◆ The request:
Write each line out again exactly as written.

>> Begin

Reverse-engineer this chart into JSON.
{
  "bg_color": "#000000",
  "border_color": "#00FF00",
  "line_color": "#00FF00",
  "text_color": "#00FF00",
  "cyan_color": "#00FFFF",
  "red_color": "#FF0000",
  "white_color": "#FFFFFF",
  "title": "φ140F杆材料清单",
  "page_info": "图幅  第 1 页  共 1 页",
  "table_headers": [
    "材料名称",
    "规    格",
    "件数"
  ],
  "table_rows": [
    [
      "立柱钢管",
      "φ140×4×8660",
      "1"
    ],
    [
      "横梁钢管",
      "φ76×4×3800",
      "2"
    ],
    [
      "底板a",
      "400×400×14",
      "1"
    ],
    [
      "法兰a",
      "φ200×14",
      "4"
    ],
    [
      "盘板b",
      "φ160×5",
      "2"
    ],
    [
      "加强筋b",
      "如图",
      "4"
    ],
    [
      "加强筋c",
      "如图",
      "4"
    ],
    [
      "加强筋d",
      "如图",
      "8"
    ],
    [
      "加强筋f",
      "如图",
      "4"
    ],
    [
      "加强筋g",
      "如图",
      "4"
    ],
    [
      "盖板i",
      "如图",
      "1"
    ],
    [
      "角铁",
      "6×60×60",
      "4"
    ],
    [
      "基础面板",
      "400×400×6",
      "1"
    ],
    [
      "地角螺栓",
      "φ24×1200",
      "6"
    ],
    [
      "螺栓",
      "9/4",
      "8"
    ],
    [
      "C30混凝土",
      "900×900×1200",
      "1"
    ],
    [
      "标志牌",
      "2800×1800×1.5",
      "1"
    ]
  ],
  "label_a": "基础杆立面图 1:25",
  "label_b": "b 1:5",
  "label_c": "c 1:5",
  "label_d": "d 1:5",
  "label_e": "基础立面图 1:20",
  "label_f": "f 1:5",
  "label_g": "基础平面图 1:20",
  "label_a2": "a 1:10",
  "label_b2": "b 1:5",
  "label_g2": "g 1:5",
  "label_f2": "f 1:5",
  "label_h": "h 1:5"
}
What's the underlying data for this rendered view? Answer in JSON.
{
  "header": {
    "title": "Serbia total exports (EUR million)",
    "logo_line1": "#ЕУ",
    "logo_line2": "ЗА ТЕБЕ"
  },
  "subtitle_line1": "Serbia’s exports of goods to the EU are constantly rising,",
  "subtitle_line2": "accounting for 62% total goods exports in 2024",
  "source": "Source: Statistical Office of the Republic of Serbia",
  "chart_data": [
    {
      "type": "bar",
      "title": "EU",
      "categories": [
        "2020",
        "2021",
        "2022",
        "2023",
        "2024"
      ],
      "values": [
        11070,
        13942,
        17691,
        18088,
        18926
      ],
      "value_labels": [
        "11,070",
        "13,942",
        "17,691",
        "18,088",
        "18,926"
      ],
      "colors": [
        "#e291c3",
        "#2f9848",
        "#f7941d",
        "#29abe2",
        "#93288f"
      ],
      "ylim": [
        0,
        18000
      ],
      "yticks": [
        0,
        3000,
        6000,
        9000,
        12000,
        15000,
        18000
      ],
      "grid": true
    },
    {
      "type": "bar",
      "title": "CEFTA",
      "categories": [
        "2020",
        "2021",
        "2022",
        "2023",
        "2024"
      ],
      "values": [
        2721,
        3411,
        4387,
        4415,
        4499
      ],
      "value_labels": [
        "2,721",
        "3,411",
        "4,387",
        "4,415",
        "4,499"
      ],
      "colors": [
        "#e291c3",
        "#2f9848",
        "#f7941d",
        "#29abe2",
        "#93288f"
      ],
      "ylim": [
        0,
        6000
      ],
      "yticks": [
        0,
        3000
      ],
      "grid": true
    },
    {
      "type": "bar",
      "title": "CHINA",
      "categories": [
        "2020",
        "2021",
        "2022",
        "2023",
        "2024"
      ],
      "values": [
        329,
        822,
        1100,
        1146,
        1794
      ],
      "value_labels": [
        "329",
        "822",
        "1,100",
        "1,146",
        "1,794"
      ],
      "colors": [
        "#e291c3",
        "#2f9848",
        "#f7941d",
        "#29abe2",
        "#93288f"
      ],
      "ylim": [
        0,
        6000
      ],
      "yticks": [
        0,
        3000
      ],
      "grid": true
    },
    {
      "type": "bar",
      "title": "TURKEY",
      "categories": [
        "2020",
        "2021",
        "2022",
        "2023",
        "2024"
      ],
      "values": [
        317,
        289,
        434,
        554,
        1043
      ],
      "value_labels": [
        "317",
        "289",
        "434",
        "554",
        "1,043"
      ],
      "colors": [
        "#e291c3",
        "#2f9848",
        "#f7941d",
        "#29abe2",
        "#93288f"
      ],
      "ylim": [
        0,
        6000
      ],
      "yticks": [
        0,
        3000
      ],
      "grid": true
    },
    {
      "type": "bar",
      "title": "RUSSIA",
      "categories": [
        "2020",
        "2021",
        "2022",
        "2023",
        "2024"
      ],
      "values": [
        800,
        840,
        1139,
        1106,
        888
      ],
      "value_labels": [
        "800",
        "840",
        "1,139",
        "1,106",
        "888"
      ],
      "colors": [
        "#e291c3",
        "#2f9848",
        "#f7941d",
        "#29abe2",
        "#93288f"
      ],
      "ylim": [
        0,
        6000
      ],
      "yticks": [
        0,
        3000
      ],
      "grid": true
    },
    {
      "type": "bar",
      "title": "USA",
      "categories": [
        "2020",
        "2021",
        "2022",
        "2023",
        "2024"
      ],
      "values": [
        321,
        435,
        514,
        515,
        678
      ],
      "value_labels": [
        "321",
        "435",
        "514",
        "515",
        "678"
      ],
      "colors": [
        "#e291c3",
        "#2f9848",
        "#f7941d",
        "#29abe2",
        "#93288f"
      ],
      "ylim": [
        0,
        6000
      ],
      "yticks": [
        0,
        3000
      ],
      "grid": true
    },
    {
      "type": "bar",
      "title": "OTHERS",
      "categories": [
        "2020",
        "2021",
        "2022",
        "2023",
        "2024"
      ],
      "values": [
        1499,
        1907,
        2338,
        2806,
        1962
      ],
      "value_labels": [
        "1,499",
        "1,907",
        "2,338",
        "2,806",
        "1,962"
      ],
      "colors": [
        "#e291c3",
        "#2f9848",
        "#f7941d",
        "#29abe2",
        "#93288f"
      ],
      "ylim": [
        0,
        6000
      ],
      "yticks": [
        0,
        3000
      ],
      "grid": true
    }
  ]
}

>> End

◆ Full answer:
Reverse-engineer this chart into JSON.
{
  "bg_color": "#000000",
  "border_color": "#00FF00",
  "line_color": "#00FF00",
  "text_color": "#00FF00",
  "cyan_color": "#00FFFF",
  "red_color": "#FF0000",
  "white_color": "#FFFFFF",
  "title": "φ140F杆材料清单",
  "page_info": "图幅  第 1 页  共 1 页",
  "table_headers": [
    "材料名称",
    "规    格",
    "件数"
  ],
  "table_rows": [
    [
      "立柱钢管",
      "φ140×4×8660",
      "1"
    ],
    [
      "横梁钢管",
      "φ76×4×3800",
      "2"
    ],
    [
      "底板a",
      "400×400×14",
      "1"
    ],
    [
      "法兰a",
      "φ200×14",
      "4"
    ],
    [
      "盘板b",
      "φ160×5",
      "2"
    ],
    [
      "加强筋b",
      "如图",
      "4"
    ],
    [
      "加强筋c",
      "如图",
      "4"
    ],
    [
      "加强筋d",
      "如图",
      "8"
    ],
    [
      "加强筋f",
      "如图",
      "4"
    ],
    [
      "加强筋g",
      "如图",
      "4"
    ],
    [
      "盖板i",
      "如图",
      "1"
    ],
    [
      "角铁",
      "6×60×60",
      "4"
    ],
    [
      "基础面板",
      "400×400×6",
      "1"
    ],
    [
      "地角螺栓",
      "φ24×1200",
      "6"
    ],
    [
      "螺栓",
      "9/4",
      "8"
    ],
    [
      "C30混凝土",
      "900×900×1200",
      "1"
    ],
    [
      "标志牌",
      "2800×1800×1.5",
      "1"
    ]
  ],
  "label_a": "基础杆立面图 1:25",
  "label_b": "b 1:5",
  "label_c": "c 1:5",
  "label_d": "d 1:5",
  "label_e": "基础立面图 1:20",
  "label_f": "f 1:5",
  "label_g": "基础平面图 1:20",
  "label_a2": "a 1:10",
  "label_b2": "b 1:5",
  "label_g2": "g 1:5",
  "label_f2": "f 1:5",
  "label_h": "h 1:5"
}
What's the underlying data for this rendered view? Answer in JSON.
{
  "header": {
    "title": "Serbia total exports (EUR million)",
    "logo_line1": "#ЕУ",
    "logo_line2": "ЗА ТЕБЕ"
  },
  "subtitle_line1": "Serbia’s exports of goods to the EU are constantly rising,",
  "subtitle_line2": "accounting for 62% total goods exports in 2024",
  "source": "Source: Statistical Office of the Republic of Serbia",
  "chart_data": [
    {
      "type": "bar",
      "title": "EU",
      "categories": [
        "2020",
        "2021",
        "2022",
        "2023",
        "2024"
      ],
      "values": [
        11070,
        13942,
        17691,
        18088,
        18926
      ],
      "value_labels": [
        "11,070",
        "13,942",
        "17,691",
        "18,088",
        "18,926"
      ],
      "colors": [
        "#e291c3",
        "#2f9848",
        "#f7941d",
        "#29abe2",
        "#93288f"
      ],
      "ylim": [
        0,
        18000
      ],
      "yticks": [
        0,
        3000,
        6000,
        9000,
        12000,
        15000,
        18000
      ],
      "grid": true
    },
    {
      "type": "bar",
      "title": "CEFTA",
      "categories": [
        "2020",
        "2021",
        "2022",
        "2023",
        "2024"
      ],
      "values": [
        2721,
        3411,
        4387,
        4415,
        4499
      ],
      "value_labels": [
        "2,721",
        "3,411",
        "4,387",
        "4,415",
        "4,499"
      ],
      "colors": [
        "#e291c3",
        "#2f9848",
        "#f7941d",
        "#29abe2",
        "#93288f"
      ],
      "ylim": [
        0,
        6000
      ],
      "yticks": [
        0,
        3000
      ],
      "grid": true
    },
    {
      "type": "bar",
      "title": "CHINA",
      "categories": [
        "2020",
        "2021",
        "2022",
        "2023",
        "2024"
      ],
      "values": [
        329,
        822,
        1100,
        1146,
        1794
      ],
      "value_labels": [
        "329",
        "822",
        "1,100",
        "1,146",
        "1,794"
      ],
      "colors": [
        "#e291c3",
        "#2f9848",
        "#f7941d",
        "#29abe2",
        "#93288f"
      ],
      "ylim": [
        0,
        6000
      ],
      "yticks": [
        0,
        3000
      ],
      "grid": true
    },
    {
      "type": "bar",
      "title": "TURKEY",
      "categories": [
        "2020",
        "2021",
        "2022",
        "2023",
        "2024"
      ],
      "values": [
        317,
        289,
        434,
        554,
        1043
      ],
      "value_labels": [
        "317",
        "289",
        "434",
        "554",
        "1,043"
      ],
      "colors": [
        "#e291c3",
        "#2f9848",
        "#f7941d",
        "#29abe2",
        "#93288f"
      ],
      "ylim": [
        0,
        6000
      ],
      "yticks": [
        0,
        3000
      ],
      "grid": true
    },
    {
      "type": "bar",
      "title": "RUSSIA",
      "categories": [
        "2020",
        "2021",
        "2022",
        "2023",
        "2024"
      ],
      "values": [
        800,
        840,
        1139,
        1106,
        888
      ],
      "value_labels": [
        "800",
        "840",
        "1,139",
        "1,106",
        "888"
      ],
      "colors": [
        "#e291c3",
        "#2f9848",
        "#f7941d",
        "#29abe2",
        "#93288f"
      ],
      "ylim": [
        0,
        6000
      ],
      "yticks": [
        0,
        3000
      ],
      "grid": true
    },
    {
      "type": "bar",
      "title": "USA",
      "categories": [
        "2020",
        "2021",
        "2022",
        "2023",
        "2024"
      ],
      "values": [
        321,
        435,
        514,
        515,
        678
      ],
      "value_labels": [
        "321",
        "435",
        "514",
        "515",
        "678"
      ],
      "colors": [
        "#e291c3",
        "#2f9848",
        "#f7941d",
        "#29abe2",
        "#93288f"
      ],
      "ylim": [
        0,
        6000
      ],
      "yticks": [
        0,
        3000
      ],
      "grid": true
    },
    {
      "type": "bar",
      "title": "OTHERS",
      "categories": [
        "2020",
        "2021",
        "2022",
        "2023",
        "2024"
      ],
      "values": [
        1499,
        1907,
        2338,
        2806,
        1962
      ],
      "value_labels": [
        "1,499",
        "1,907",
        "2,338",
        "2,806",
        "1,962"
      ],
      "colors": [
        "#e291c3",
        "#2f9848",
        "#f7941d",
        "#29abe2",
        "#93288f"
      ],
      "ylim": [
        0,
        6000
      ],
      "yticks": [
        0,
        3000
      ],
      "grid": true
    }
  ]
}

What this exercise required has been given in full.